[BEGIN]

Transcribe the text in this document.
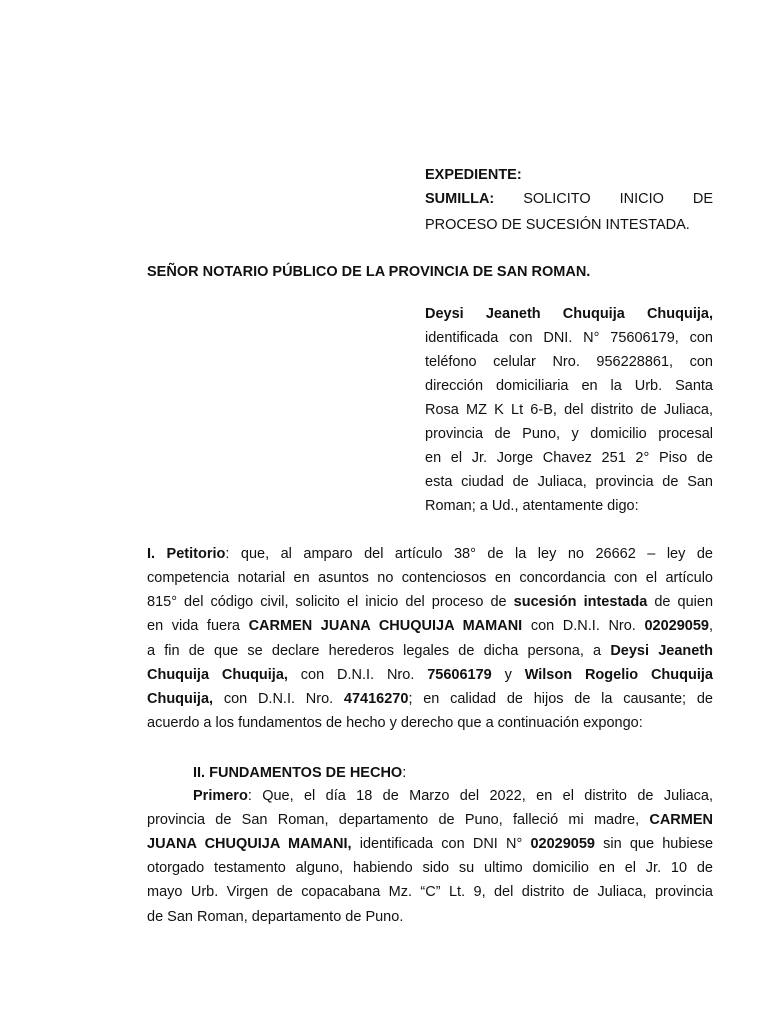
EXPEDIENTE:
SUMILLA: SOLICITO INICIO DE
PROCESO DE SUCESIÓN INTESTADA.
SEÑOR NOTARIO PÚBLICO DE LA PROVINCIA DE SAN ROMAN.
Deysi Jeaneth Chuquija Chuquija,
identificada con DNI. N° 75606179, con
teléfono celular Nro. 956228861, con
dirección domiciliaria en la Urb. Santa
Rosa MZ K Lt 6-B, del distrito de Juliaca,
provincia de Puno, y domicilio procesal
en el Jr. Jorge Chavez 251 2° Piso de
esta ciudad de Juliaca, provincia de San
Roman; a Ud., atentamente digo:
I. Petitorio: que, al amparo del artículo 38° de la ley no 26662 – ley de
competencia notarial en asuntos no contenciosos en concordancia con el artículo
815° del código civil, solicito el inicio del proceso de sucesión intestada de quien
en vida fuera CARMEN JUANA CHUQUIJA MAMANI con D.N.I. Nro. 02029059,
a fin de que se declare herederos legales de dicha persona, a Deysi Jeaneth
Chuquija Chuquija, con D.N.I. Nro. 75606179 y Wilson Rogelio Chuquija
Chuquija, con D.N.I. Nro. 47416270; en calidad de hijos de la causante; de
acuerdo a los fundamentos de hecho y derecho que a continuación expongo:
II. FUNDAMENTOS DE HECHO:
Primero: Que, el día 18 de Marzo del 2022, en el distrito de Juliaca,
provincia de San Roman, departamento de Puno, falleció mi madre, CARMEN
JUANA CHUQUIJA MAMANI, identificada con DNI N° 02029059 sin que hubiese
otorgado testamento alguno, habiendo sido su ultimo domicilio en el Jr. 10 de
mayo Urb. Virgen de copacabana Mz. “C” Lt. 9, del distrito de Juliaca, provincia
de San Roman, departamento de Puno.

[END]

**TASK TO COMPLETE**. Repeat each line of the records above exactly, but do not copy the pictures.

**ANSWER FOR THIS EXERCISE**.
Transcribe the text in this document.
EXPEDIENTE:
SUMILLA: SOLICITO INICIO DE
PROCESO DE SUCESIÓN INTESTADA.
SEÑOR NOTARIO PÚBLICO DE LA PROVINCIA DE SAN ROMAN.
Deysi Jeaneth Chuquija Chuquija,
identificada con DNI. N° 75606179, con
teléfono celular Nro. 956228861, con
dirección domiciliaria en la Urb. Santa
Rosa MZ K Lt 6-B, del distrito de Juliaca,
provincia de Puno, y domicilio procesal
en el Jr. Jorge Chavez 251 2° Piso de
esta ciudad de Juliaca, provincia de San
Roman; a Ud., atentamente digo:
I. Petitorio: que, al amparo del artículo 38° de la ley no 26662 – ley de
competencia notarial en asuntos no contenciosos en concordancia con el artículo
815° del código civil, solicito el inicio del proceso de sucesión intestada de quien
en vida fuera CARMEN JUANA CHUQUIJA MAMANI con D.N.I. Nro. 02029059,
a fin de que se declare herederos legales de dicha persona, a Deysi Jeaneth
Chuquija Chuquija, con D.N.I. Nro. 75606179 y Wilson Rogelio Chuquija
Chuquija, con D.N.I. Nro. 47416270; en calidad de hijos de la causante; de
acuerdo a los fundamentos de hecho y derecho que a continuación expongo:
II. FUNDAMENTOS DE HECHO:
Primero: Que, el día 18 de Marzo del 2022, en el distrito de Juliaca,
provincia de San Roman, departamento de Puno, falleció mi madre, CARMEN
JUANA CHUQUIJA MAMANI, identificada con DNI N° 02029059 sin que hubiese
otorgado testamento alguno, habiendo sido su ultimo domicilio en el Jr. 10 de
mayo Urb. Virgen de copacabana Mz. “C” Lt. 9, del distrito de Juliaca, provincia
de San Roman, departamento de Puno.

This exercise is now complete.